[Stored dataset items]
__________________________________________________

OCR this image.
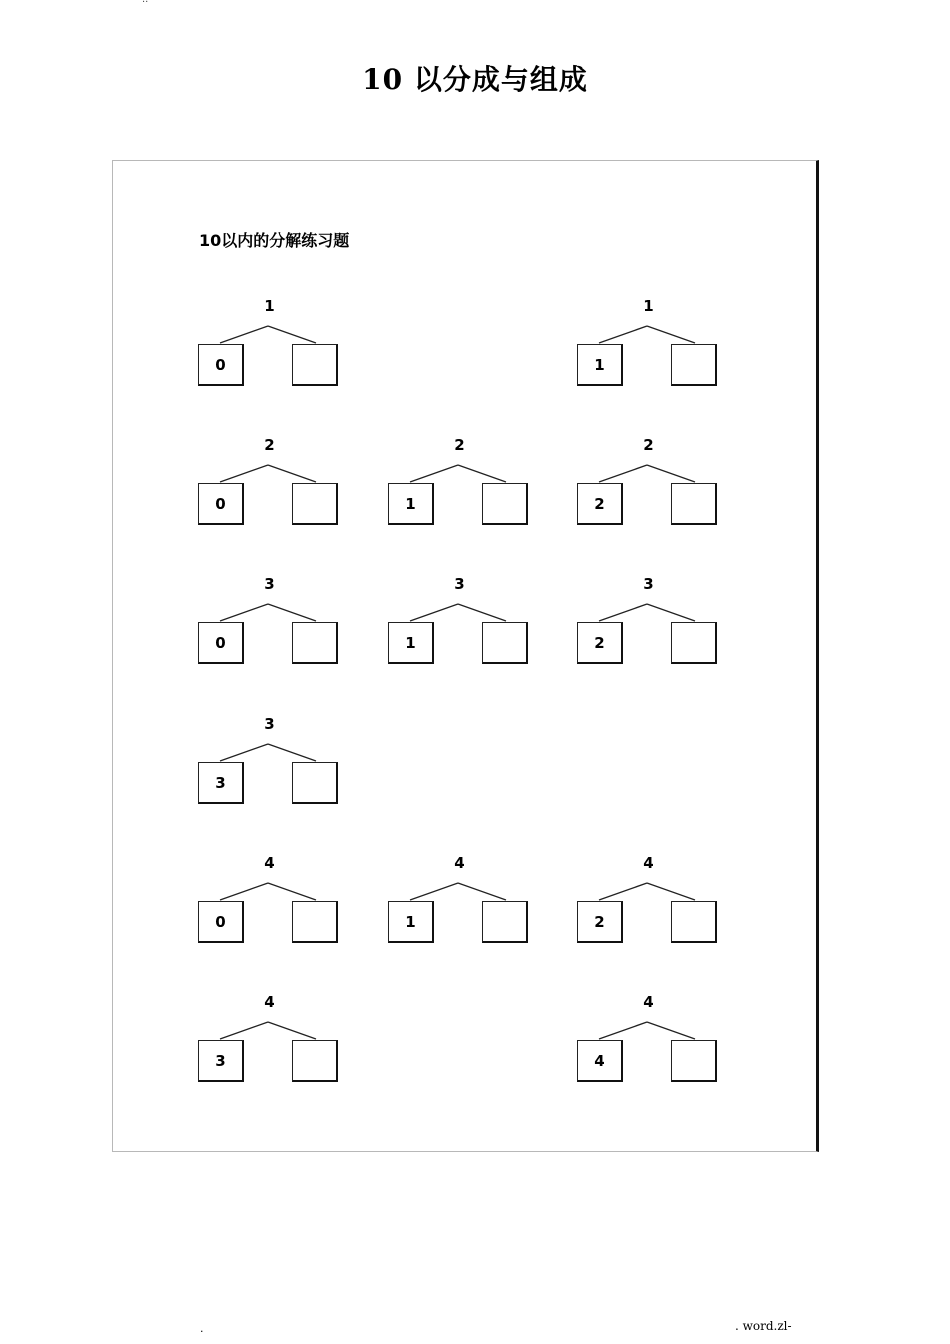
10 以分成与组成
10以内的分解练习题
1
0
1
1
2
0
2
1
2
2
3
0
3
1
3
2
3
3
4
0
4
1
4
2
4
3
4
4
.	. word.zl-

__________________________________________________

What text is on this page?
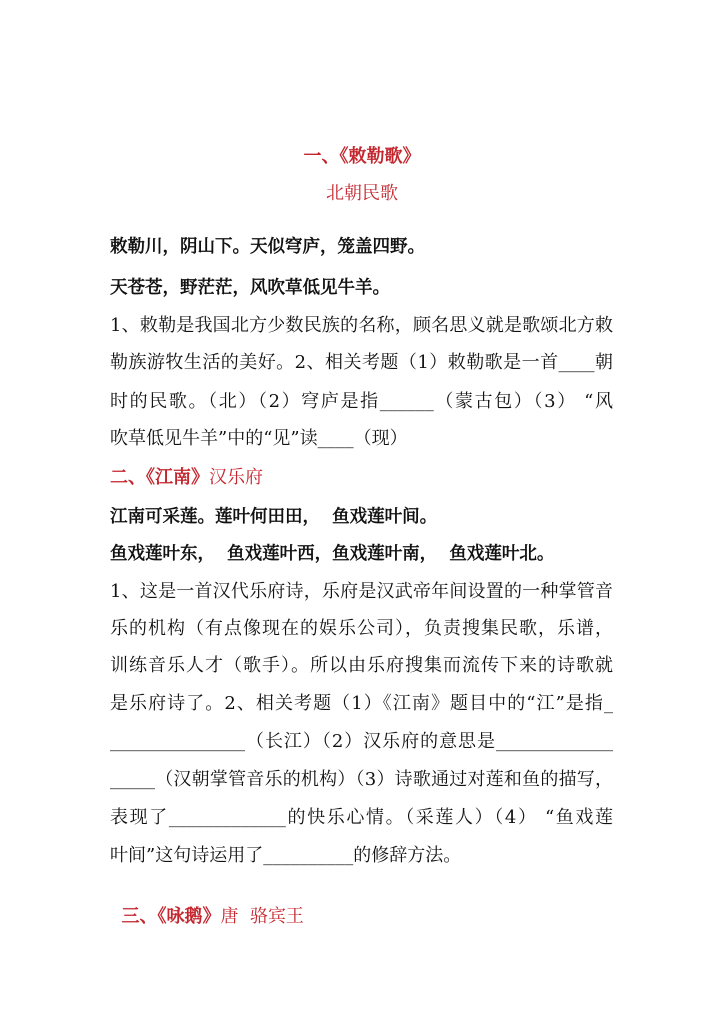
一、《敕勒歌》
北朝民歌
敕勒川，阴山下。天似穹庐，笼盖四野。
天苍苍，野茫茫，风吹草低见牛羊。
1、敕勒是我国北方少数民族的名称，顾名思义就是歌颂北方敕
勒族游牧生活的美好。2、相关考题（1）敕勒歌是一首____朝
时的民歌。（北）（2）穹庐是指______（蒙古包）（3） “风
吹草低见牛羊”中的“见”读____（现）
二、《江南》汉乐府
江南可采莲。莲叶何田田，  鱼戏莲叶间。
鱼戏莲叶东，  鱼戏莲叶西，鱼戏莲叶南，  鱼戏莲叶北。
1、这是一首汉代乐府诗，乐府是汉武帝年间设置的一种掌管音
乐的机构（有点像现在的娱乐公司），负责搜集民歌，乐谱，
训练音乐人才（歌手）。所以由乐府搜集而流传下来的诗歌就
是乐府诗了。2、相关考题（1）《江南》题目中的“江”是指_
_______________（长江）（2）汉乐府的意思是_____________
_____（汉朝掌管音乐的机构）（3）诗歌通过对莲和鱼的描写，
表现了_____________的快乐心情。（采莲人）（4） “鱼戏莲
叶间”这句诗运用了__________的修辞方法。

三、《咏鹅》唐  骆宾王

__________________________________________________

## Problem
State how many lines hold the word "相关考题". The number is the whole answer.

## Problem solution
2